Go through the records underneath and count the lines that include the string "Latitude". Give nothing but the number.

— BEGIN —

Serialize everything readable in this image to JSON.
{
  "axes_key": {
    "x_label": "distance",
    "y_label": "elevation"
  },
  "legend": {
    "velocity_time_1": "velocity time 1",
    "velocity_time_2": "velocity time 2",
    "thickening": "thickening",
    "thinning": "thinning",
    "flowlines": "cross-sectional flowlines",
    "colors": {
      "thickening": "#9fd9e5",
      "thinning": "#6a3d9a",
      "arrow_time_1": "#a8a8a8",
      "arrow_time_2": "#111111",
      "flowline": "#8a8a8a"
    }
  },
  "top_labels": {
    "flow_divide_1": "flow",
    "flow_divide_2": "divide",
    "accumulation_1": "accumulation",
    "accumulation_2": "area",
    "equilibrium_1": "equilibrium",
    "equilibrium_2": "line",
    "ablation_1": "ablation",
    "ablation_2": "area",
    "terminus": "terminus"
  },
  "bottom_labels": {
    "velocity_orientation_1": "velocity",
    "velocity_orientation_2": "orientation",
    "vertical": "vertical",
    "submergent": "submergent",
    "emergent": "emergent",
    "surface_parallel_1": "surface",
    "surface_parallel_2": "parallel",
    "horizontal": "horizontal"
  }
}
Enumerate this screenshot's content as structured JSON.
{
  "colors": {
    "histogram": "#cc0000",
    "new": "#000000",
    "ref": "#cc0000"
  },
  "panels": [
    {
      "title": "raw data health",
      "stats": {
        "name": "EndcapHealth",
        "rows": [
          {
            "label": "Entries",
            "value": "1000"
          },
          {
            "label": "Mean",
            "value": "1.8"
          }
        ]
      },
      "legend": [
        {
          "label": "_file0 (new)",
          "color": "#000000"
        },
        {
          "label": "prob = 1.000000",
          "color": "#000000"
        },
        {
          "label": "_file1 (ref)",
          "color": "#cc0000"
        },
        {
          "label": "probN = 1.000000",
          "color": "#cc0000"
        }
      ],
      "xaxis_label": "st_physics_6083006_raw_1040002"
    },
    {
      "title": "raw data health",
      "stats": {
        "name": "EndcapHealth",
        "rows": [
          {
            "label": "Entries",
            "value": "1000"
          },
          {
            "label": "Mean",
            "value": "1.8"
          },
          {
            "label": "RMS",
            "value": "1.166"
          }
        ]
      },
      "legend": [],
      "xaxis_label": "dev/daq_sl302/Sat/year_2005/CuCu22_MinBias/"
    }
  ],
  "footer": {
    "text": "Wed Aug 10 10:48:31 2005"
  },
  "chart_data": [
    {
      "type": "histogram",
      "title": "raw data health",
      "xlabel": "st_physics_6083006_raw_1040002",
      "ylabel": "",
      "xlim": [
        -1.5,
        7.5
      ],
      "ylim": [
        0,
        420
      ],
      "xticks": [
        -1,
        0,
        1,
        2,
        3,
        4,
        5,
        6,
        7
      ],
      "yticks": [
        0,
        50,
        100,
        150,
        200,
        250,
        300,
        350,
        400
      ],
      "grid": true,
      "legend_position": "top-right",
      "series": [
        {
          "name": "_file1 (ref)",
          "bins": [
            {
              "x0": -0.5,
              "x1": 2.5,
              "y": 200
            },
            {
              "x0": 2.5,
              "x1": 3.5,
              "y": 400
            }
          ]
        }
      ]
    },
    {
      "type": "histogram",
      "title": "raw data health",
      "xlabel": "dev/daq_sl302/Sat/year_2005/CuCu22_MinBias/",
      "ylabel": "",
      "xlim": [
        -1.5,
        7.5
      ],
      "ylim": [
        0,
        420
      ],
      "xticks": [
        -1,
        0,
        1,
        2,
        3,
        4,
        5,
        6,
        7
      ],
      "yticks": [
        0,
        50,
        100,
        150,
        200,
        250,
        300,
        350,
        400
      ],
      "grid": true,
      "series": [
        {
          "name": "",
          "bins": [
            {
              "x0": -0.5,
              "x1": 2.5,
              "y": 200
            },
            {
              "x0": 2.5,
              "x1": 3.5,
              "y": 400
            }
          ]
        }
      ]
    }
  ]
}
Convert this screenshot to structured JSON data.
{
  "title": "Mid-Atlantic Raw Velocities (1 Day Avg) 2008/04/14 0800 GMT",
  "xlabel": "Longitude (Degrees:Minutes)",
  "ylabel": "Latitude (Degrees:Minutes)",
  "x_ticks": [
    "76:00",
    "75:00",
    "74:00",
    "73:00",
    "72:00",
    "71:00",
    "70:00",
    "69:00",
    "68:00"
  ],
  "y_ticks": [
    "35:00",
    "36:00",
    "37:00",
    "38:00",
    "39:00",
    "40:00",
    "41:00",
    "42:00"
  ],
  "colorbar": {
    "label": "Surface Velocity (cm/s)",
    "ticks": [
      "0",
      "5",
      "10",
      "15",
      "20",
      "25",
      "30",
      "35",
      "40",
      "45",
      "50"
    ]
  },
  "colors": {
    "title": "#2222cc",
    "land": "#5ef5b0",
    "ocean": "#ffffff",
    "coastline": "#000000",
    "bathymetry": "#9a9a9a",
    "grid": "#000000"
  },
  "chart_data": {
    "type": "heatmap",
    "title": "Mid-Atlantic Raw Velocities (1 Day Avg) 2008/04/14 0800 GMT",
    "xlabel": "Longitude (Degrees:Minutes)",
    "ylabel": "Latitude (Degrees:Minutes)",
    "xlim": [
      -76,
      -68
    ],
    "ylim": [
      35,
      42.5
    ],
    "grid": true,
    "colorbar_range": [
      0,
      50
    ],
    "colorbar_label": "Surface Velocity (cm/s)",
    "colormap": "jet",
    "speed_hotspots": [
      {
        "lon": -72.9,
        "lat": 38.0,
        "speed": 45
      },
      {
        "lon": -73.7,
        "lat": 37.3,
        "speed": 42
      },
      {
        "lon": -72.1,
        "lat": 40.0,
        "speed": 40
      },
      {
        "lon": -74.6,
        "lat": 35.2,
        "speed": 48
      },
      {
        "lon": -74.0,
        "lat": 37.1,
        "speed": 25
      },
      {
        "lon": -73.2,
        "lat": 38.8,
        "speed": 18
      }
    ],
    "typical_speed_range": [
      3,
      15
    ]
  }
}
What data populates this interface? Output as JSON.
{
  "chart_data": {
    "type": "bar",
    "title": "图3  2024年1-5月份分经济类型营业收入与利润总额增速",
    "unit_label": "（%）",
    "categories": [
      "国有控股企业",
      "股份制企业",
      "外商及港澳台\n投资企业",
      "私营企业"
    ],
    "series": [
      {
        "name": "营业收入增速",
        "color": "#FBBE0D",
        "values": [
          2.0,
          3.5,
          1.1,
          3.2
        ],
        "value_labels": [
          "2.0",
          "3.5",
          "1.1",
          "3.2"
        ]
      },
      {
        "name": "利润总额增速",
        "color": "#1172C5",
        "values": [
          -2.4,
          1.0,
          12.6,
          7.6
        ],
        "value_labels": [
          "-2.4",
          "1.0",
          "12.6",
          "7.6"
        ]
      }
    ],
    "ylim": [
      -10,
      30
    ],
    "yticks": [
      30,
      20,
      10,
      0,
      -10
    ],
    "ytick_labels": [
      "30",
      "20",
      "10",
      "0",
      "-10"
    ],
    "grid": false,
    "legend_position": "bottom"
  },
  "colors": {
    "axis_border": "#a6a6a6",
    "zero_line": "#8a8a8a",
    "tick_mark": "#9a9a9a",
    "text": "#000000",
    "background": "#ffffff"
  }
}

— END —

## EXERCISE OUTPUT
2